*Document section:*
** START **
Mr. Mackenzie: Mr. Speaker, I am pleased to participate and am particularly pleased to end in the windup position. I have found it interesting to listen to my colleagues in the other two parties and I want to congratulate them for the work they put into this report. I am very pleased, in listening to the quotes that I heard from the chairman of the committee, that he recognizes just exactly how reasonable this party was in that debate.

We may have moved the three or four substantive sections that went into the report and we may have had some disagreement with our colleagues from the other two parties. But we did not try to take over the world or try to take over everything in Ontario in the interim report or even suggest any such course of action. I am pleased there is some recognition, at least from the chairman of the committee on the Conservative side of the House, that we played a role of total reason in the debate that went on.

I also want to say I have a little difficulty with my colleagues next door.

Mr. Kerrio: You are always going to have difficulties with us.

Mr. Mackenzie: I cannot understand how we get a call from some of them to have a totally impartial point of view and to make sure there is the same input into the situation from labour as there is from business. We are not showing bias on one side or the other on the issue. One of the things that was agreed to, as I understand it, without dissent, was a very clear paragraph in the preliminary observation. It is something that was clear to all of us. The paragraph simply says, “It is equally clear in these cases” -- and we are referring to all the cases that were before us -- “that the unions representing the workers had no influence in terms of the closure decision.” I do not think I will get an argument from anybody on that. “The union’s role was reduced to that of trying to negotiate the best possible settlement after the fact.”

It certainly indicates that they did not have the influence there to begin with. I do not mind showing a bit of bias in this House. I happen to think a lot of things we are talking about are common sense. We have had a heck of a time convincing the other two parties of this fact. If I am going to show a bias, I want it clearly on the record that that bias is going to be a bias towards the workers and their organizations in this province.

Mr. O’Neil: You do not represent all the workers.

Mr. Mackenzie: I have never tried to say I do represent all the workers. I will take my chances in a comparison with either of the other two parties. I simply want to make it clear there are a few significant things in the report.


Mr. Deputy Speaker: Order.

Mr. Mackenzie: The first significant thing in the report is the severance pay recommendation. I am pleased that finally it was a unanimous recommendation of the committee. I will point out that it was moved and supported the first time around. It was reinforced in placing it in the interim report by a larger vote, a unanimous vote. I hope that it did have some influence on the minister’s statement earlier today, which I have only had a chance to read within the last few minutes. I do not share the chairman’s concern that making the statement somehow or other pre-empts some of our work or undermines some of our work, because I think the motion was put and supported on the basis of the need for some immediate interim protection.

I would rather have seen it passed and included in Bill 191 and that bill proceeded with. But certainly I take -- I have to take -- the minister and the government on good faith when they say that as soon as this House comes back again -- and I recognize in the interim they will use it for the best political mileage they can -- but I hope we will see the legislation back in and severance pay retroactive as the committee has recommended, that is, one week’s pay based on every year of service.
** END **
*Material shown:*
** START **
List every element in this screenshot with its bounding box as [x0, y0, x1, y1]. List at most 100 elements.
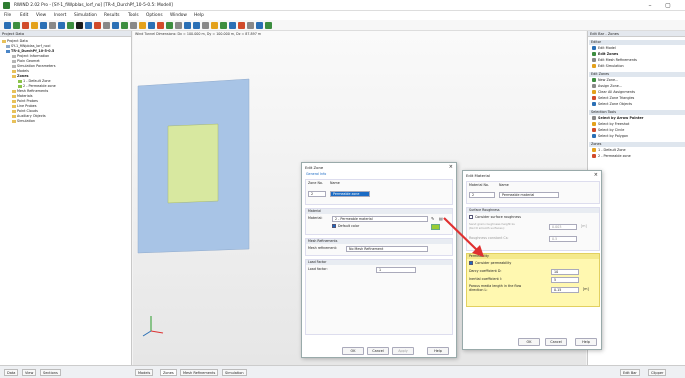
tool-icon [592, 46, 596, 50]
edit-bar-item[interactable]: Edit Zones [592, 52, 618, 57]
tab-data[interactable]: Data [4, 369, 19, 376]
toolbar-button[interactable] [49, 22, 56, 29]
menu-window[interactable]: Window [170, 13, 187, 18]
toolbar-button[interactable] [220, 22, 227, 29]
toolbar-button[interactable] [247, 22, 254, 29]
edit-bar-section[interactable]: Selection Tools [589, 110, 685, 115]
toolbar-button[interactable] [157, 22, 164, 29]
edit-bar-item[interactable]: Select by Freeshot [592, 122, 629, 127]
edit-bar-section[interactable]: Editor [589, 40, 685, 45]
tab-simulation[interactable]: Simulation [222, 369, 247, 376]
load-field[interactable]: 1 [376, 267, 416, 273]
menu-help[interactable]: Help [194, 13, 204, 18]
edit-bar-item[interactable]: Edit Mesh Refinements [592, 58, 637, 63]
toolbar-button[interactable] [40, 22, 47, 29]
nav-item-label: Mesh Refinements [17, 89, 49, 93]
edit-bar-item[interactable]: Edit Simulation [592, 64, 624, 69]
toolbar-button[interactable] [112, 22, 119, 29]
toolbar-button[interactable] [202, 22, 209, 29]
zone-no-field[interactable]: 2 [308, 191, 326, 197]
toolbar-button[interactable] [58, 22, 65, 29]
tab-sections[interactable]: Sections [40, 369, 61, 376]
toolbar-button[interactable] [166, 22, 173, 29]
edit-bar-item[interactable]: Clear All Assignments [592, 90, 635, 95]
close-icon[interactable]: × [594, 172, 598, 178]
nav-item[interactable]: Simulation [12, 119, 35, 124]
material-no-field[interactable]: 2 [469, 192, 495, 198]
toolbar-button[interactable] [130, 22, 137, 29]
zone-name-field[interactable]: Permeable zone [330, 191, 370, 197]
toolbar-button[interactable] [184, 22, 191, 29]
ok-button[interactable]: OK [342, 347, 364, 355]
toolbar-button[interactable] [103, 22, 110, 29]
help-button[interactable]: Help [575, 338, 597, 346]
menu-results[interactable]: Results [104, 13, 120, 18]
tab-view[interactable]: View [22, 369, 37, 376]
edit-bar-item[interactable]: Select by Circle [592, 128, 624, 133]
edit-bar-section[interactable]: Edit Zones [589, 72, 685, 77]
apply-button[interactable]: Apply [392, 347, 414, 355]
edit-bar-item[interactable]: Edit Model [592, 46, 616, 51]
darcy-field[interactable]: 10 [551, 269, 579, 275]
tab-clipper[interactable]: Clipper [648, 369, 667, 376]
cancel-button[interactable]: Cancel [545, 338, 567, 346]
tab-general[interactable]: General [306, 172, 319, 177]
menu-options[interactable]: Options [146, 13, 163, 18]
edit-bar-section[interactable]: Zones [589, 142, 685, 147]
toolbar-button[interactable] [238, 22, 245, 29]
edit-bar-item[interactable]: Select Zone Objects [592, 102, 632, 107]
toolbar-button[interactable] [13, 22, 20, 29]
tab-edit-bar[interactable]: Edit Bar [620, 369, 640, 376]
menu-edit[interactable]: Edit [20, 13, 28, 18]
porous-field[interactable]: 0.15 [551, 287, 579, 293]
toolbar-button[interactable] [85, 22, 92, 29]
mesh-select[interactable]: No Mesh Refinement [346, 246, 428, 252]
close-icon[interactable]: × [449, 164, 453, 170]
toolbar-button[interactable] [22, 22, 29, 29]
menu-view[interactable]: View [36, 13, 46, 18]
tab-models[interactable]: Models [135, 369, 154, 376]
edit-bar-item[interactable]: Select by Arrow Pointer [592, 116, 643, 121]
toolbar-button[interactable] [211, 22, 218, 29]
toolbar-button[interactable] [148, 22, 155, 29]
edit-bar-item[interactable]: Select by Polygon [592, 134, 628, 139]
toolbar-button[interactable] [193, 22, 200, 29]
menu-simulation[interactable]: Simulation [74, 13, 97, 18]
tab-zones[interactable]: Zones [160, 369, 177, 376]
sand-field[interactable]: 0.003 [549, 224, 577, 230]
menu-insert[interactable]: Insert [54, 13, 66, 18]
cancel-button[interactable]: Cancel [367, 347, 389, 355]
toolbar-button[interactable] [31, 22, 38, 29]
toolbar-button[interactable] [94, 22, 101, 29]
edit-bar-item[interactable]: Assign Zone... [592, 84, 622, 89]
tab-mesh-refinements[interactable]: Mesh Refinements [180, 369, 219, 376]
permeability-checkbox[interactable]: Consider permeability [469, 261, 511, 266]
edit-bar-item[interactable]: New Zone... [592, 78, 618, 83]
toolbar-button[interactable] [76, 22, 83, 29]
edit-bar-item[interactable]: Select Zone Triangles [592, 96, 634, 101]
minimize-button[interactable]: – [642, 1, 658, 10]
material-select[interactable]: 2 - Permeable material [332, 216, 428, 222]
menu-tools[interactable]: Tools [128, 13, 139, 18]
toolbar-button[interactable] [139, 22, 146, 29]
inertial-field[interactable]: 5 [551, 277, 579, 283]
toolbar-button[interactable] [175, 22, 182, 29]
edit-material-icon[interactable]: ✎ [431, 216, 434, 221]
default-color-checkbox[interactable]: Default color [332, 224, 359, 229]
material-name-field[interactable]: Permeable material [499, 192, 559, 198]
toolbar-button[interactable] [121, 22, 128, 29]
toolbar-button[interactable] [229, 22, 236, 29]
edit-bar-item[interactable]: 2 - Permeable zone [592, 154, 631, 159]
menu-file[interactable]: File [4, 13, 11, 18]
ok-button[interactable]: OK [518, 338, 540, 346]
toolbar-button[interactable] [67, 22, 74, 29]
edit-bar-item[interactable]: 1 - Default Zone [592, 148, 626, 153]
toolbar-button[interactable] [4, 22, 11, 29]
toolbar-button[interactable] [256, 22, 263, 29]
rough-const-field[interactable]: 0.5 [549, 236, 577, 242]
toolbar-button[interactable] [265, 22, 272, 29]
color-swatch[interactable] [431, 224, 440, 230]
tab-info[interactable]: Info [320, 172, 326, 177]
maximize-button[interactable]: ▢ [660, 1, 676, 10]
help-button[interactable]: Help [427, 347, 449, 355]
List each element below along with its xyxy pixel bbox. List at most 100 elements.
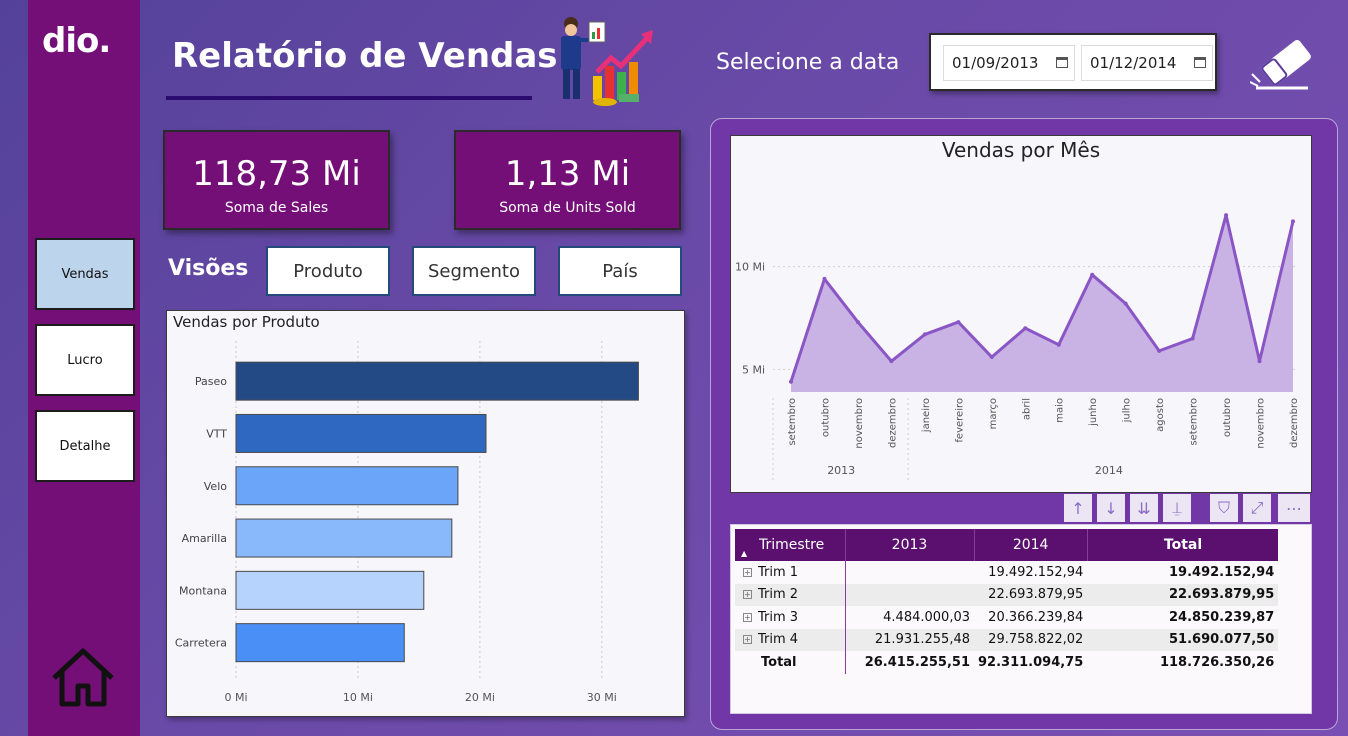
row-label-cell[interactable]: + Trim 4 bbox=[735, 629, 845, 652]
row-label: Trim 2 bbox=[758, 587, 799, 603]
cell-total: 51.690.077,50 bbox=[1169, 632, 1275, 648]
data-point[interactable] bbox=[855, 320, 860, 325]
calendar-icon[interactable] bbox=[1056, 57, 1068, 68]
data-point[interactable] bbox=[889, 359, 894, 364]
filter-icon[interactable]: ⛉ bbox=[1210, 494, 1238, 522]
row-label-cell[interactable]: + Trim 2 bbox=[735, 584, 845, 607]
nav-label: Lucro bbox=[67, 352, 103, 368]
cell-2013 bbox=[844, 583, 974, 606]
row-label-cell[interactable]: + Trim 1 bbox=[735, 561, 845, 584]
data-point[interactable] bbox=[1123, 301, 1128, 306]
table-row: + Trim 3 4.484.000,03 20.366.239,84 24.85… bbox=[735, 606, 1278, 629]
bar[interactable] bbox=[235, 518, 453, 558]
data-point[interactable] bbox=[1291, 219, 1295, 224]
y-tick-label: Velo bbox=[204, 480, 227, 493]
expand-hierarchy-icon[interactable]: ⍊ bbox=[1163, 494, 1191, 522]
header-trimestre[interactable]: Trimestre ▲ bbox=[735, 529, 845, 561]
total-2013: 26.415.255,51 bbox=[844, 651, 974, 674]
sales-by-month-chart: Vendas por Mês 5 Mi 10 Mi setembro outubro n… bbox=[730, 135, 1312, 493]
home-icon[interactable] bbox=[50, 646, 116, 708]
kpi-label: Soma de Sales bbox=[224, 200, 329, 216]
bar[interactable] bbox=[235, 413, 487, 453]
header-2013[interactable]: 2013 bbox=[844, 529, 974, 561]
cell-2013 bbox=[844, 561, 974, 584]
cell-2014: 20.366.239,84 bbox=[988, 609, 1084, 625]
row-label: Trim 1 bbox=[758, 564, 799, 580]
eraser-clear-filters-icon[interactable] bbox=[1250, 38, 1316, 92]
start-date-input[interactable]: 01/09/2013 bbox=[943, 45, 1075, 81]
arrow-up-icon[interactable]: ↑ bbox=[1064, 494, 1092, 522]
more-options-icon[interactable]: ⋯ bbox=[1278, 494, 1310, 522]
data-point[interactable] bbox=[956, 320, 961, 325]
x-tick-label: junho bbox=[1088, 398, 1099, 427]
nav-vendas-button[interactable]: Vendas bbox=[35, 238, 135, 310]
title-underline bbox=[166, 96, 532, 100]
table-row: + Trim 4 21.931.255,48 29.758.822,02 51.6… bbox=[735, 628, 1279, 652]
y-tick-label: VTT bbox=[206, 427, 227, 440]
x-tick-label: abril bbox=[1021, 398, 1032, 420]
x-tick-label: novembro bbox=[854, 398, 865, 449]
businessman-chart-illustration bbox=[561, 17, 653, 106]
** END **
*Exercise goal:*
In the debate transcript, rewrite Mr. Mackenzie's paragraph that begins "The first significant thing in the report" as a brief bulleted list that keeps its main facts.

*Answer to the problem:*
- The severance pay recommendation is the first significant item in the report, and it was finally a unanimous committee recommendation.
- It was moved and supported the first time around, then reinforced by a unanimous vote when it was placed in the interim report.
- Mr. Mackenzie hopes it influenced the minister's statement earlier that day, which he had read only minutes before.
- He does not share the chairman's concern that the statement pre-empts or undermines the committee's work, because the motion was based on the need for immediate interim protection.